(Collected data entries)
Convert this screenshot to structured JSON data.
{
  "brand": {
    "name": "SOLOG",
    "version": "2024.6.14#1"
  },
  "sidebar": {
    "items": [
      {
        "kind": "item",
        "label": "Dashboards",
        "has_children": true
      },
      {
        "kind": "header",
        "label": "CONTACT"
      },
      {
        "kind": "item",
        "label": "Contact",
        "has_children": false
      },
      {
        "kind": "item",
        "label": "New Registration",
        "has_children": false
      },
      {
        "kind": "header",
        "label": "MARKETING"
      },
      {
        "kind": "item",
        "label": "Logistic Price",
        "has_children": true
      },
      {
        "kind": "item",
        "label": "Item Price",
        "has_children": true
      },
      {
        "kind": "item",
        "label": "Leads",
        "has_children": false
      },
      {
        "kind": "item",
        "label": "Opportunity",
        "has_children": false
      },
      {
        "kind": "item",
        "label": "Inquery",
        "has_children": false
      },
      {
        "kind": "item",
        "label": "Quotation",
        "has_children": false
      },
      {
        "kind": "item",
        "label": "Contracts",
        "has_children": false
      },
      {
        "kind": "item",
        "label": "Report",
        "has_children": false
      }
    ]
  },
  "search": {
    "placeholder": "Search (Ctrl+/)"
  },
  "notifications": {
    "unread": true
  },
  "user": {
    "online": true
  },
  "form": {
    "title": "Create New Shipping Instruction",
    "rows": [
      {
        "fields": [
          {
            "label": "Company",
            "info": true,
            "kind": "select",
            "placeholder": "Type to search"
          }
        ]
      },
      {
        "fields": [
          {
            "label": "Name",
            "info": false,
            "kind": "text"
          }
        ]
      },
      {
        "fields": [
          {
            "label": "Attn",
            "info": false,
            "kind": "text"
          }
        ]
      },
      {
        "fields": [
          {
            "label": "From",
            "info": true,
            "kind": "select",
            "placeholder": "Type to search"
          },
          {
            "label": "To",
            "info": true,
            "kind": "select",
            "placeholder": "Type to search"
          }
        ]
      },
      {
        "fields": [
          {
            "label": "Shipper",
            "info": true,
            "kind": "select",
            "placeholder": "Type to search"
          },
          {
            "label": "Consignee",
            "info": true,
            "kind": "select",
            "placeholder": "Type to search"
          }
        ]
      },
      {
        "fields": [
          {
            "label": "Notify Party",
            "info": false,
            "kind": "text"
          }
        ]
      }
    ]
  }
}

* _WHAT IS NEEDED_
Show every line that contains the word "Price".

* _ANSWER TO THIS EXERCISE_
        "label": "Logistic Price",
        "label": "Item Price",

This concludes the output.